## Written task
In the comment thread below, what did Suzanne's once-difficult colleague later hire her for?

==== Excerpt

Now I am greatly enjoying my work and my professional relationship with them
Dr. Freelance says
@Melanie, glad to hear it turned out well for you. Your point about open, honest communication, and making them feel valued, is a good one — thanks!
Dennis Salvatier says
I was just talking to someone about this very topic. Thanks for confirming. Great post.
Dr. Freelance says
Thanks for the kind words, Dennis — and for the tweet, too.
Suzanne says
Very sage advice. I’m tactful to a fault, but it has served me well: I managed to maintain a cordial relationship with a colleague who was challenging to work with, and as a result she contracted me for a very large and lucrative project. Biting my tongue all those years left but a small dent!
Dr. Freelance says
Isn’t that a great feeling, Suzanne? With a tough cookie like that, the reality is you may have been one of very few people (maybe the only!) who was tactful/cordial with her — instantly putting you at the head of the pack when she needed someone she could trust and knew wouldn’t give her a bunch of friction. Nicely done.
Devon Ellington says
It’s always a very considered decision when I burn a bridge, and, in my case, it’s usually been because the employer has asked me to do something illegal or unethical and I have refused. I try to keep it cordial and professional, but there have been one or two cases where the relationship ended in flames. Usually, the employer wound up, in the aftermath, with, shall we say, legal difficulties (not brought on by me).

========
==== Recorded data

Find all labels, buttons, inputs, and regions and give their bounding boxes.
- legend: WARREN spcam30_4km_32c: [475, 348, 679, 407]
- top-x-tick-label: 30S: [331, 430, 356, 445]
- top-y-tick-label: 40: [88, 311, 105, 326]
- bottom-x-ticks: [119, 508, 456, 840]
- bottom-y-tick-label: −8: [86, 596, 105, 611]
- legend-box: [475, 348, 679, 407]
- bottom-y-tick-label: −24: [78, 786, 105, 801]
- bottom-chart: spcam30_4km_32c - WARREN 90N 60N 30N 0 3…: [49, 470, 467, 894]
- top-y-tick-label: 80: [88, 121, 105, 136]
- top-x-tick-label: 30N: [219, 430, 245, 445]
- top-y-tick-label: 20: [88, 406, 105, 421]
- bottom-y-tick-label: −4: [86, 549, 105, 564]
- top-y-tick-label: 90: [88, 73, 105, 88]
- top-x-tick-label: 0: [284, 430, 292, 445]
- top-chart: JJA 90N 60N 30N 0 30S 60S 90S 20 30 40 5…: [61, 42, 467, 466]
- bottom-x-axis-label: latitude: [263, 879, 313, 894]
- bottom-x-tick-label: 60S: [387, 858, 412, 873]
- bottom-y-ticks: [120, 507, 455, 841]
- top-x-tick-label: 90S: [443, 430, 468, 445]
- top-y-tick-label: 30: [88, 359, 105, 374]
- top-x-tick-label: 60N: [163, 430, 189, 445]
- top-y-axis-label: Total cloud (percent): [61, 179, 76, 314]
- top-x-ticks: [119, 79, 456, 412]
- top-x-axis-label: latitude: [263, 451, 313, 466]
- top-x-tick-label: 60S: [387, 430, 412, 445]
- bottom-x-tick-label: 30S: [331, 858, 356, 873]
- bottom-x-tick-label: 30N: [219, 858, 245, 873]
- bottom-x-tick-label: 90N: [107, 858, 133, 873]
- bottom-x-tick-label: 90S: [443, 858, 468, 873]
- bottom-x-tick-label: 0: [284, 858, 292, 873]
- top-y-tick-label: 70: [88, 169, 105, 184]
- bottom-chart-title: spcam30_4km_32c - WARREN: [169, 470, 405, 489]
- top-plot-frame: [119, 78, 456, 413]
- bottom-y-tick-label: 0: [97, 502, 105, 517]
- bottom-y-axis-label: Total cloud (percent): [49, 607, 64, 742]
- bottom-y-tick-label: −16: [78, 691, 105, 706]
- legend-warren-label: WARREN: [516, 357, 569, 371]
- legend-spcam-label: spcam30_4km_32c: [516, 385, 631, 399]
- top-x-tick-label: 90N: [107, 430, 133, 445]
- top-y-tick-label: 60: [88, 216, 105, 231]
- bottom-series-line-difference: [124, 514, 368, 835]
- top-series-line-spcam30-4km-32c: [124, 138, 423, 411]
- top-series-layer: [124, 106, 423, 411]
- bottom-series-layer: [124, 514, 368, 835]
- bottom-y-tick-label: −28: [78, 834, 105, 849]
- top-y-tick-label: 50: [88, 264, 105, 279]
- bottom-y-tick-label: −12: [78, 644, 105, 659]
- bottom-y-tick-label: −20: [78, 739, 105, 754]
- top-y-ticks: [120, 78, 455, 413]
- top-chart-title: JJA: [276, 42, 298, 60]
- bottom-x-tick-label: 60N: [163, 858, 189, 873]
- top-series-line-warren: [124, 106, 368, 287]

========

## Answer to this exercise
A very large and lucrative project.